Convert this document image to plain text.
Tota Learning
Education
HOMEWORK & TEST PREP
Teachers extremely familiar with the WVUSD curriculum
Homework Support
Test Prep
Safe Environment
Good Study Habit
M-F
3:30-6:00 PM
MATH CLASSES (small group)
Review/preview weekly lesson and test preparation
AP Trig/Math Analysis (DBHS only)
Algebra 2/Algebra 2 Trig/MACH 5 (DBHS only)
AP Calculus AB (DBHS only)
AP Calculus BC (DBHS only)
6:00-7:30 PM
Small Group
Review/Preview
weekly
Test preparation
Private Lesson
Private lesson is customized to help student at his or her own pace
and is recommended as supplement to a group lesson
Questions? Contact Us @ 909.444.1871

──────

Identify each line of the material where the word "Trig" shows up, and copy it.

### [Solved exercise]
AP Trig/Math Analysis (DBHS only)
Algebra 2/Algebra 2 Trig/MACH 5 (DBHS only)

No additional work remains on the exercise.